Task brief — Say how many lines hold the string "ассигнования", and nothing more.

Supplied information —
★ ★ ★ ★ ★ ★ ★

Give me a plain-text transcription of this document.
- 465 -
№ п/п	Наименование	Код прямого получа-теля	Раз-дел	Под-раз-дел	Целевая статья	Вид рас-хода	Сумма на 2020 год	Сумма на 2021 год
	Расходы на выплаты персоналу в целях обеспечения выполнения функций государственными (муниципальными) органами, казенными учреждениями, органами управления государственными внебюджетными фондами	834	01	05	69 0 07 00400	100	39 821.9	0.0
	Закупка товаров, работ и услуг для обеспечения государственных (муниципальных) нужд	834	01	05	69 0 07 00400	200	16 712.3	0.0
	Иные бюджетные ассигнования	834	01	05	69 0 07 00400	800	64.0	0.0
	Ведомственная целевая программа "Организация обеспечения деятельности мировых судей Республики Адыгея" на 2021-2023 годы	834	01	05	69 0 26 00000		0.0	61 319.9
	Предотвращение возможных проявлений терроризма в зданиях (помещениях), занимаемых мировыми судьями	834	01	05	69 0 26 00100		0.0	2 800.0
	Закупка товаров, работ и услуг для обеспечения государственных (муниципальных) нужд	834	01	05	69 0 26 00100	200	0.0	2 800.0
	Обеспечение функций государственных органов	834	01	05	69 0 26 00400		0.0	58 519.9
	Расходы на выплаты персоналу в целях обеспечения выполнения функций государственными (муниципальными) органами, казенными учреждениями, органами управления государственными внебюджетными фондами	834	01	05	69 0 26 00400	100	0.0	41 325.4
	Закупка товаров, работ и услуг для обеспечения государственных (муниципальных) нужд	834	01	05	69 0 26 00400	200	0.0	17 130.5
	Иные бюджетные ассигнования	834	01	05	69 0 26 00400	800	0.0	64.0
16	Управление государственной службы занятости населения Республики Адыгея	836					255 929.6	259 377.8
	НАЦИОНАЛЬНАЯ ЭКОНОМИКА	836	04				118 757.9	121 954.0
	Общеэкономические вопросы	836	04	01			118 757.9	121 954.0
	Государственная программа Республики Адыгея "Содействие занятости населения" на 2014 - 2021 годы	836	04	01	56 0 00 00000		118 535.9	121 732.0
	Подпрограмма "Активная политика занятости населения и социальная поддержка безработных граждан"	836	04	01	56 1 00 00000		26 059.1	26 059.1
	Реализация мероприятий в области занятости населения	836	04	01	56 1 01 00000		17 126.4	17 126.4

★ ★ ★ ★ ★ ★ ★

Task solution — 2